Which lines in the listing below contain the word "kvalitetskrav"? Copy each one.

• Data listing:
------------------------------
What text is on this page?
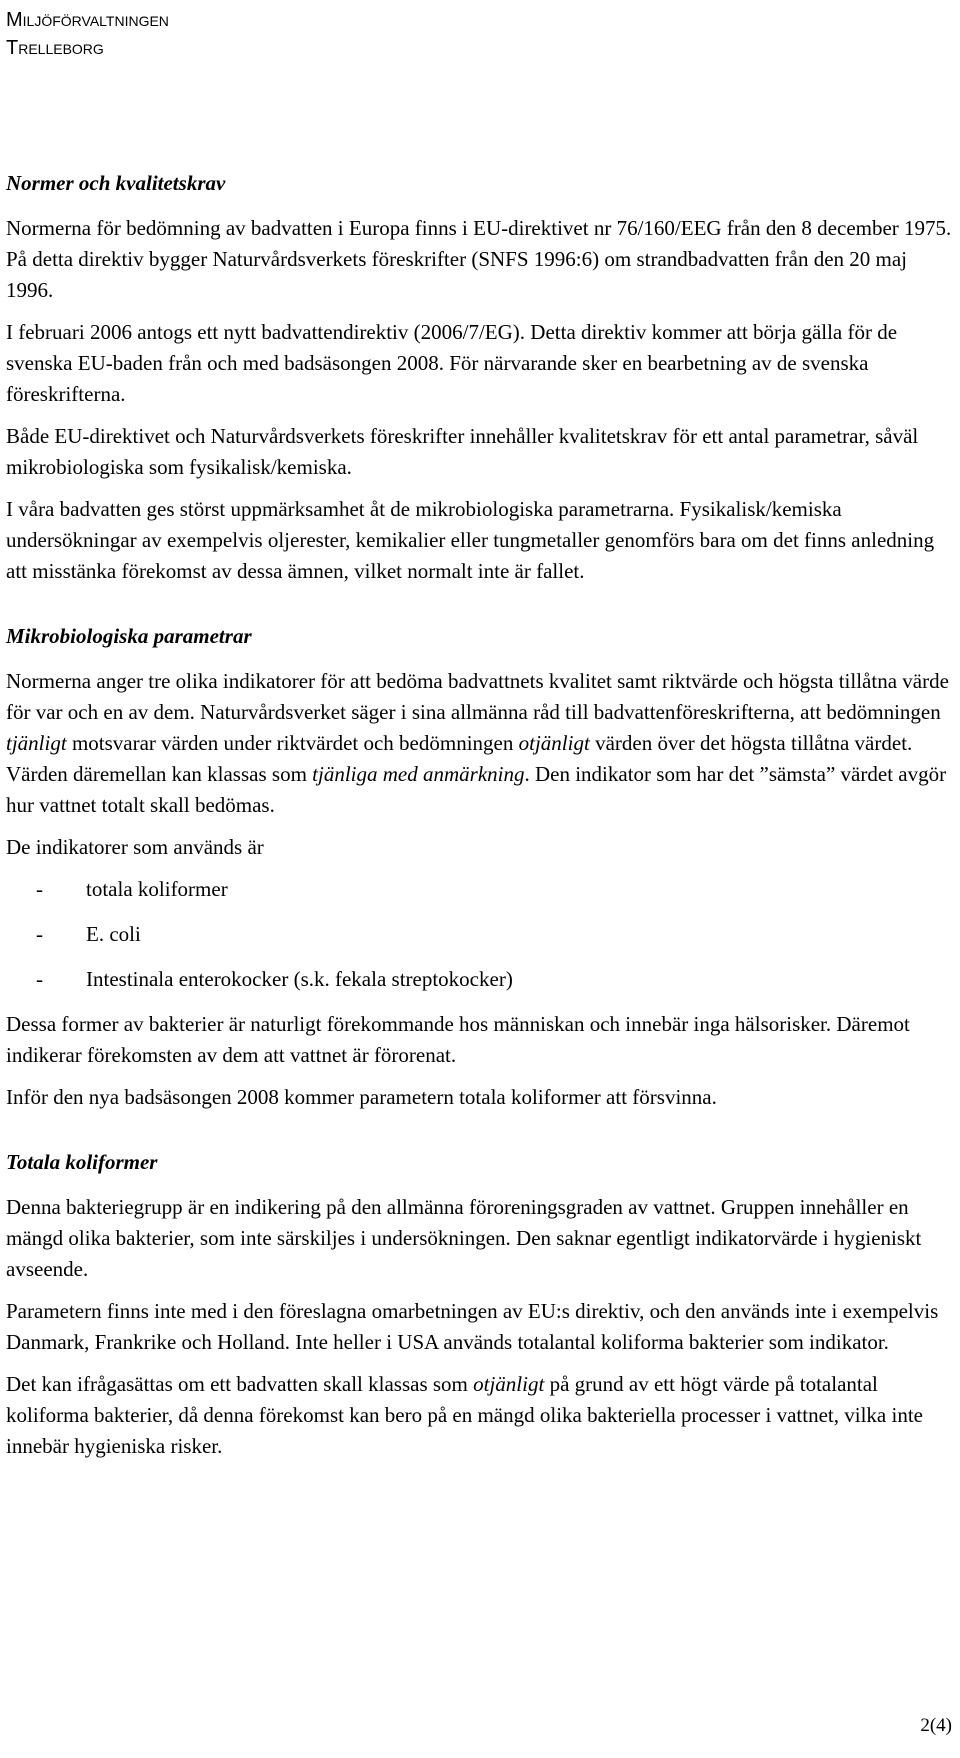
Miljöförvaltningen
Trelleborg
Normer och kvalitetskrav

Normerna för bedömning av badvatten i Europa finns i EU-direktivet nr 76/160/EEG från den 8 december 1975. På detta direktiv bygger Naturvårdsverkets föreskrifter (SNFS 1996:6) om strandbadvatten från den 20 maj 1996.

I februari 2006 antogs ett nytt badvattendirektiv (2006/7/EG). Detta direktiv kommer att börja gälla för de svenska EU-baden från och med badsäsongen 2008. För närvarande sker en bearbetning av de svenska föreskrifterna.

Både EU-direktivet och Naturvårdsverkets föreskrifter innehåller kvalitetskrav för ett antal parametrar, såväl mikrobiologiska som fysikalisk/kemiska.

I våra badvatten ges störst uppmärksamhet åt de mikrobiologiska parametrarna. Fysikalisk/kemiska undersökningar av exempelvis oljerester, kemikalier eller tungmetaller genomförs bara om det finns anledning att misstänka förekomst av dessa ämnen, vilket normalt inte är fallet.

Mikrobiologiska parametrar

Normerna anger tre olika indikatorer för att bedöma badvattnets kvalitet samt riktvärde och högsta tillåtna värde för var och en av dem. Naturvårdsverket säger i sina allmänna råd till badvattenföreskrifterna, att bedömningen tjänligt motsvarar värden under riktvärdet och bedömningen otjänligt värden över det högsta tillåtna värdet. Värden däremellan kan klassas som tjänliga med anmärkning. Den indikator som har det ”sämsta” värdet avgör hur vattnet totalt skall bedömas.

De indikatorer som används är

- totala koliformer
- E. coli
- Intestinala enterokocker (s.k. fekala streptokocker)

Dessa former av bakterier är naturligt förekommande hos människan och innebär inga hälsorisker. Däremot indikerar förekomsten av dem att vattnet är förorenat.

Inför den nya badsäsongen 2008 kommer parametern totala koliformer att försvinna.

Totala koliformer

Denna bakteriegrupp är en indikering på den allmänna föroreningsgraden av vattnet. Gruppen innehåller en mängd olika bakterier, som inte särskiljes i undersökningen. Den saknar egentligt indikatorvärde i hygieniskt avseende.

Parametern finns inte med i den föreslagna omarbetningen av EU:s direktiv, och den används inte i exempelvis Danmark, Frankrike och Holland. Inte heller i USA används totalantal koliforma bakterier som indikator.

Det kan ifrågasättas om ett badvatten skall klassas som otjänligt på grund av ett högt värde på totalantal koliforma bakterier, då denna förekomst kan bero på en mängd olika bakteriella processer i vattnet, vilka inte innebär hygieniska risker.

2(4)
------------------------------
• Finished task:
Normer och kvalitetskrav
Både EU-direktivet och Naturvårdsverkets föreskrifter innehåller kvalitetskrav för ett antal parametrar, såväl mikrobiologiska som fysikalisk/kemiska.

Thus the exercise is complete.